## TO DO
Look for the string "JSON" in the lines and copy each line that has it.

Data records

* * * * * * *

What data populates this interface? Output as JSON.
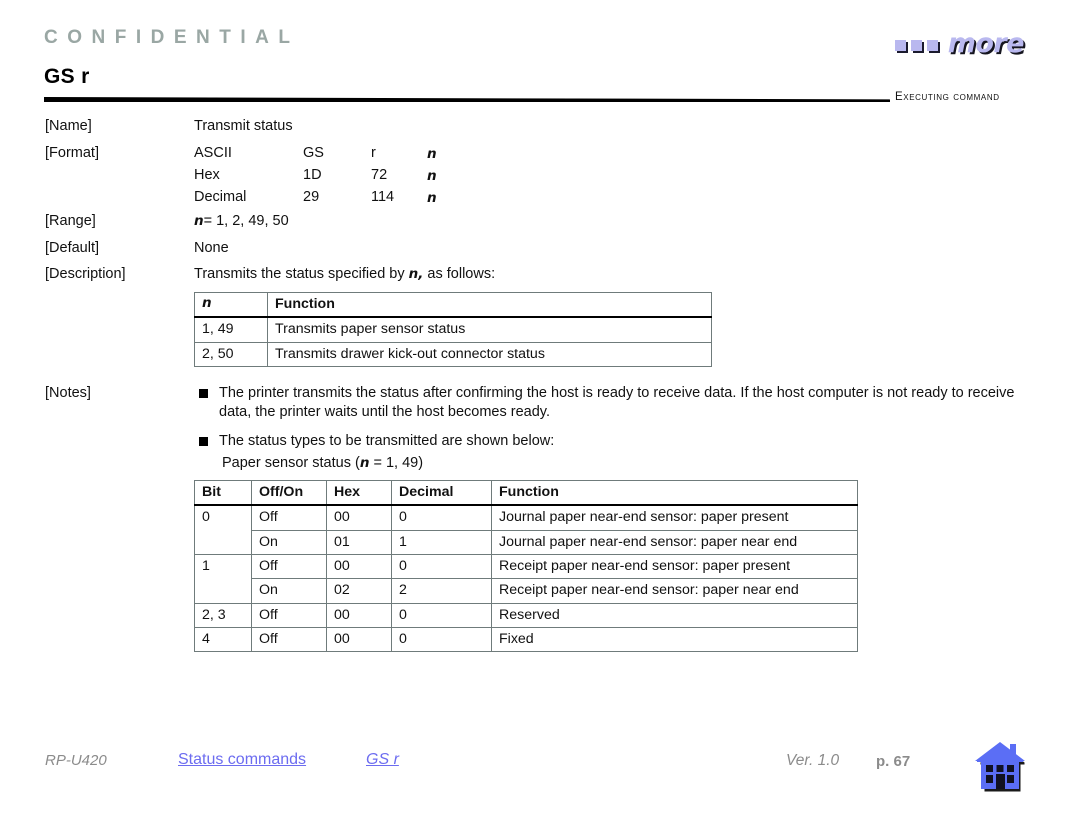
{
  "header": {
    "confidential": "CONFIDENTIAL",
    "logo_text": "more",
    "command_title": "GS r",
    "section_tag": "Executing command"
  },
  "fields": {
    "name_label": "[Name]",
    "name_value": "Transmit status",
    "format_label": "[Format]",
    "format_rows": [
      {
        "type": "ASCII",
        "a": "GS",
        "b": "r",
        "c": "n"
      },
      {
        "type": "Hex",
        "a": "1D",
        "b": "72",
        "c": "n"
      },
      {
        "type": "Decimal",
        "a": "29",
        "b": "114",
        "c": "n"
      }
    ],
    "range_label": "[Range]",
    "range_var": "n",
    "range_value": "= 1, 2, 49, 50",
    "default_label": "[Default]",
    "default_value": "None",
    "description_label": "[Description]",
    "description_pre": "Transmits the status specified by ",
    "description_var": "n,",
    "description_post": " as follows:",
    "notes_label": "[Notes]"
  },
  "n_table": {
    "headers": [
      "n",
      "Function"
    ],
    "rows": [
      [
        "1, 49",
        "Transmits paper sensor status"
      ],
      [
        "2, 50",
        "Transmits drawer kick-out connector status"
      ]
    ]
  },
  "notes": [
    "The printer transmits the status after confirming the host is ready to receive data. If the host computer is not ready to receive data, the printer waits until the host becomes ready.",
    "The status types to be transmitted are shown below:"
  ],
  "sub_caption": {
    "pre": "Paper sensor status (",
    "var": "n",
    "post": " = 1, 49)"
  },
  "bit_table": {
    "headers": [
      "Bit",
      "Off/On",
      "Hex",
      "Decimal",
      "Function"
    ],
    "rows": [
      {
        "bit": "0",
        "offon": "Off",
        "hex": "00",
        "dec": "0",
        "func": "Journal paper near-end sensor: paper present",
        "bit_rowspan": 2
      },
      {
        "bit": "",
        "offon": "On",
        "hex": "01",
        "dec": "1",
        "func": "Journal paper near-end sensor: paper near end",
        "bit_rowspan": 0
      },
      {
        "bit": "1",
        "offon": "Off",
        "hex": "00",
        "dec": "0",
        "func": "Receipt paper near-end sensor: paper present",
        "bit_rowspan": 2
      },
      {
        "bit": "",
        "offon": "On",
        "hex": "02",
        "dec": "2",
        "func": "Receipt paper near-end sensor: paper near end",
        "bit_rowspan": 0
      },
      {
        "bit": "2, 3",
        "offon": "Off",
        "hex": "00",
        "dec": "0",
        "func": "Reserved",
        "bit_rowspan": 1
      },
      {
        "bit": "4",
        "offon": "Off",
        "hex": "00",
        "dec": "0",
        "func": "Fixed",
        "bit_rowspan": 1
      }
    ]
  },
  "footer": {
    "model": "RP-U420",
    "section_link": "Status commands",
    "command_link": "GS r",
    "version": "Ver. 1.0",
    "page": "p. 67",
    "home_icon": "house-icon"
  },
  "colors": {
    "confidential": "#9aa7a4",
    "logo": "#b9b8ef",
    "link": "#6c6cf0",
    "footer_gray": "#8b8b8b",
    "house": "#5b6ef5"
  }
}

* * * * * * *

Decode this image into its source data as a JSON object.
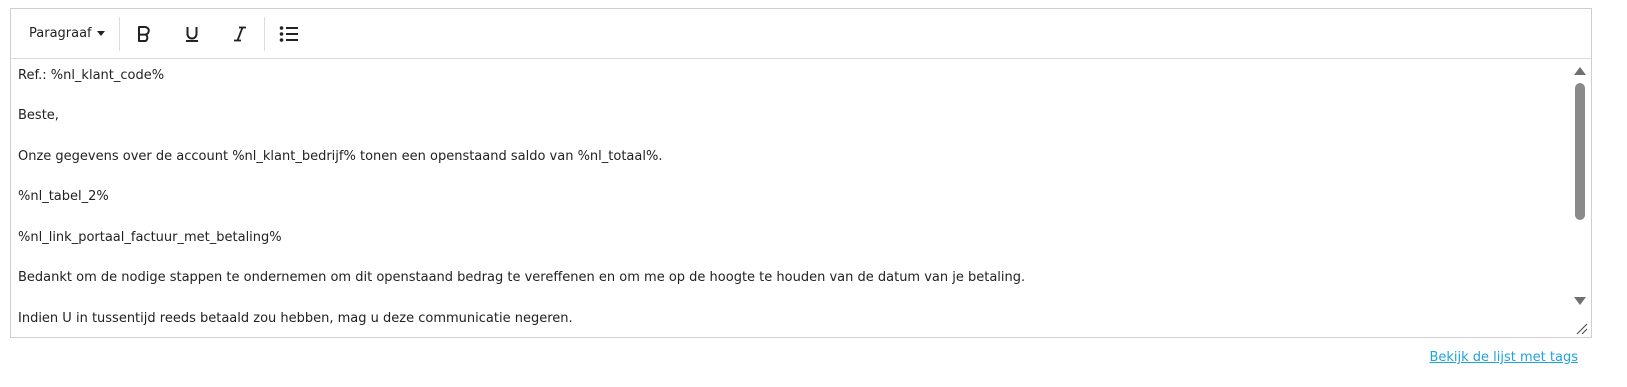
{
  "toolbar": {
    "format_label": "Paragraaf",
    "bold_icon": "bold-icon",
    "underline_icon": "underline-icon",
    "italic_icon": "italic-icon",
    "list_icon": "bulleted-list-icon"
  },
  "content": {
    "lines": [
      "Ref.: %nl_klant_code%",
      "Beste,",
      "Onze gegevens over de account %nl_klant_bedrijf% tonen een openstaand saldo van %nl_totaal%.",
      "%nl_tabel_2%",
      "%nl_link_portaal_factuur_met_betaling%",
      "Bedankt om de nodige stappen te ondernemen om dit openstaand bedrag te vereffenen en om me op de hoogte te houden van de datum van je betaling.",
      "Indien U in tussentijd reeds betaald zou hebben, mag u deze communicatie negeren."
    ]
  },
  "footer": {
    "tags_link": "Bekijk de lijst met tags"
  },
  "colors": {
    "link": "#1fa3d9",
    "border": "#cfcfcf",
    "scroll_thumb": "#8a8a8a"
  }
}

* * * * * * *

## RESPONSE TO THE TASK
What data populates this interface? Output as JSON.
Decode this image into its source data as a JSON object.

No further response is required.